O gün yaşamdan ne aldık, ne verdik, en önemlisi bütün bunların ruhsal tekamülümüz için bir katkısı oldu mu?

Bu noktada "Kendimizle konuşma" konusu önemli bir nokta haline geliyor. Sormamız gerekir kendimize, "yaşadıklarımızı neden, niçin yaşadık, bize verilen mesaj ne idi?"
Yukarıda bahsettiğim "konuştuğunu zannetmek" denen olgu bunun için son derece önemli, fakat bizler bunun ne kadar farkındayız?

Zira, burada bizler için en zor olan bölüm devreye girer, "Kendimizle yüzleşmek"
İnsanın kendisiyle konuşması demek, samimi olarak iç dünyasına girmesi demektir. Yani, yüzleşmesi..... yani insanın kendisiyle konuşması...
İşte, problem de burada başlıyor. Zira hepimizin çok iyi bildiği üzere insan denen varlık en fazla kendisini aldatıyor. Söylem olarak kolay ama eylemde zorluk buradan kaynaklanıyor.

Konuya şöyle bakacak olursak;
Bazılarımız her akşam gün sonu muhasebe yapıyor ve kendisiyle hesaplaşıyor,
Bazılarımız bunu ara sıra yapıyor....

O zaman şunu sormak gerekir; her günün sonunda hesaplaşma yapan kişi, yani gün boyu yaptıkları ve yaşadıkları ile yüz yüze gelip onları değerlendiren kişi bunları saydam ve tarafsız bir şekilde irdeleyip hatalarını görebiliyor mu, eğer görüyorsa yüzleşip onları düzeltme konusunda eyleme geçebiliyor mu?


Ancak, küçük bir ilave yapmak istiyorum. Bütün bu süreçte yapılan hatalardan dolayı kendimizi suçlamayacağız.
Evet, tespit ettiğimiz hatalardan düzeltmeye geçme safhası...
----
Alıştırma Yönergesi: Kendimizle konuşma ve yüzleşme üzerine yazının sıradaki bölümünü yazın; metinde gösterilen son cümleden sonra başlayın.

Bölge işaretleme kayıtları
----
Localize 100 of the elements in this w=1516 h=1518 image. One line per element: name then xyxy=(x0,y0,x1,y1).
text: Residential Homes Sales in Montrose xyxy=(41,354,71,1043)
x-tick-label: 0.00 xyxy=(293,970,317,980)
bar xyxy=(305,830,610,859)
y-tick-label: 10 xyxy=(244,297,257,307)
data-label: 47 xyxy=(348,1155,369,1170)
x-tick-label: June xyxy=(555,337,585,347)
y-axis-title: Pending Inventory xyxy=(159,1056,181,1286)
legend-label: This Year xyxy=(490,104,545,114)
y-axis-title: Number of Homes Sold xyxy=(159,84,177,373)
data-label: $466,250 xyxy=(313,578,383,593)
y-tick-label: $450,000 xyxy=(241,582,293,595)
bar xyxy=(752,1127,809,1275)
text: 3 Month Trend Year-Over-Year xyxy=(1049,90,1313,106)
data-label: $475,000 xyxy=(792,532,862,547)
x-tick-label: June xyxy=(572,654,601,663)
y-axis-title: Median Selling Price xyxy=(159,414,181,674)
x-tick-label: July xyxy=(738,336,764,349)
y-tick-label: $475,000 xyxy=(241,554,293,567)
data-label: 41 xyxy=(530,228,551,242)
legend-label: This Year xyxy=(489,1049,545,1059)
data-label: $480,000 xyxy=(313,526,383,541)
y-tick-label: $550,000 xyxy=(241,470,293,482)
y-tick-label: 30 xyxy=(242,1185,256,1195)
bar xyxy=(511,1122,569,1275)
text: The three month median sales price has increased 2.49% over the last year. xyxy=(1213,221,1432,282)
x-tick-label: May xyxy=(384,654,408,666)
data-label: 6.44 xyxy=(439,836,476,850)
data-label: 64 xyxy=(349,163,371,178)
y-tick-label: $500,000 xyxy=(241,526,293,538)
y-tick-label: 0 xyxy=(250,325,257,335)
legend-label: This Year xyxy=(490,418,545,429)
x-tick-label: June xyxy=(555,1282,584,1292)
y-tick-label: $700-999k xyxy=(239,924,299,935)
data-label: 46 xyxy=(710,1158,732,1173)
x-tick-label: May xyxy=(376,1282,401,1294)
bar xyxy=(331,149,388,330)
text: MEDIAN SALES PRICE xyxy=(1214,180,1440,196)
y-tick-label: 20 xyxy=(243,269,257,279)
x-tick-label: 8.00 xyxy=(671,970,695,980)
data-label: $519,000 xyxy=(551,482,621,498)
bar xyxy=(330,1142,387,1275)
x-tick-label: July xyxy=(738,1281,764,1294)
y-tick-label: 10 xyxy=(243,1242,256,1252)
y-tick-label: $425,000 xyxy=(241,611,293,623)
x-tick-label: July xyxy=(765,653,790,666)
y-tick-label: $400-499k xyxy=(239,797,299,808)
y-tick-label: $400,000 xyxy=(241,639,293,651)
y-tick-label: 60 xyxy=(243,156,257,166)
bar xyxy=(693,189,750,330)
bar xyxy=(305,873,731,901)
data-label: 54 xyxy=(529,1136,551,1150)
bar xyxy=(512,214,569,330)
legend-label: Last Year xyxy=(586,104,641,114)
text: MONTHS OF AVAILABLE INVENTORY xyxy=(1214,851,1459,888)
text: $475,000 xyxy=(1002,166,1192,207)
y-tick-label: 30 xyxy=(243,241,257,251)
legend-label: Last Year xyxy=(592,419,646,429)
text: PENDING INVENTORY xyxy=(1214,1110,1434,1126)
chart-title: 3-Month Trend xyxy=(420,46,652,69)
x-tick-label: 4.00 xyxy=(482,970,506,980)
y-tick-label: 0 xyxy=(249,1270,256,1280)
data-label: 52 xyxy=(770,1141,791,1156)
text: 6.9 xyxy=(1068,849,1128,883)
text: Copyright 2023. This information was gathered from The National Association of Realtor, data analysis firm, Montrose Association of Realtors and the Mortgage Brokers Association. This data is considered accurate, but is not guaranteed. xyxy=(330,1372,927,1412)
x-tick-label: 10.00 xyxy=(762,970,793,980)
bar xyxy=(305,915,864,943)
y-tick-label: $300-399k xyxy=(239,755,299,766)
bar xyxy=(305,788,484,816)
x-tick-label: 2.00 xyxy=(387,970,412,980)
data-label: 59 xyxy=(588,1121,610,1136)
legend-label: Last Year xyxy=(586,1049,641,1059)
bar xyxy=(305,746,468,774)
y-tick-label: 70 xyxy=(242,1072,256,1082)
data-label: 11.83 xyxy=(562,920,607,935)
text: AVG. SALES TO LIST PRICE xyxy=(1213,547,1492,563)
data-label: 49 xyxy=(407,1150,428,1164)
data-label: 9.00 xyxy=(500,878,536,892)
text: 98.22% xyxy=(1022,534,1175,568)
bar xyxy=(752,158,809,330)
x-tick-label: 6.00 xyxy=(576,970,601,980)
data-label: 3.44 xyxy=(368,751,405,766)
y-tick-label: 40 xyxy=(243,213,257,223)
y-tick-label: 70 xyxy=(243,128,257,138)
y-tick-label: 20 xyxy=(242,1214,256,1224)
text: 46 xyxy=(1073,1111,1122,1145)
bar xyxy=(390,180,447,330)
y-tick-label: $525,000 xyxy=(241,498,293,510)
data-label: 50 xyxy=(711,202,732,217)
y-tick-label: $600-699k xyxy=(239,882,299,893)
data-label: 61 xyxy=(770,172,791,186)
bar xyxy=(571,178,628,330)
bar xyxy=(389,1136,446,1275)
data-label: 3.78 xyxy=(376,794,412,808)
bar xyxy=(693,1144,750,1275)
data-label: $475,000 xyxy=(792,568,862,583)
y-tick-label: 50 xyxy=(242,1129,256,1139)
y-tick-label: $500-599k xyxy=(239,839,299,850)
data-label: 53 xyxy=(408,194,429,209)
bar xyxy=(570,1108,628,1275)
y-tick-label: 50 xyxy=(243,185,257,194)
----
Görev Yanıtı:
Bence en önemli nokta da burası... Çünkü genelde bizlerin yaptığı kendimizle konuşurken, bir başka manada yüzleşirken zora geldiğimiz an derhal o alandan çıkmak, yani kendimizden ve gördüğümüz, bizi rahatsız eden gerçekten kaçmak. Gördüğümüz şey kabul etmekte zorlandığımız, daha da doğrusu kabul etmek istemediğimiz bir şeydir. 
Çünkü, kabul etmek hatalı olduğunuzu kabul etmek demektir; hataya yol açan alışkanlıklardan kurtulmak, inandığınız veya inandığınızı zannettiğiniz şeylere karşı çıkmak, zor olanı başarmak, değişmek için emek harcamak, gayret göstermek, egonuzu yenmek demektir ki, bu da insan denen varlığa en zor gelen kısımdır.

Demek ki, sadece yüzleşmek yetmiyor, yüzleşme sonunda tıpkı bir yabancı ile konuşur gibi kendimizle konuşma cesaretini gösterip daha derine inmek, tespit ettiğimiz değerlendirmeleri hayata geçirmek gerekiyor. İşte zor olan ve başarmamız gereken de budur.

Gelin kendimize yeni bir yaşam şekli belirleyelim.
Eğer yapıyorsanız bile, gelin birlikte bir kez daha üstünden geçelim. Her akşam yattığımızda sadece birkaç dakika gün boyu yaşadıklarımızın hesaplaşmasını yapalım.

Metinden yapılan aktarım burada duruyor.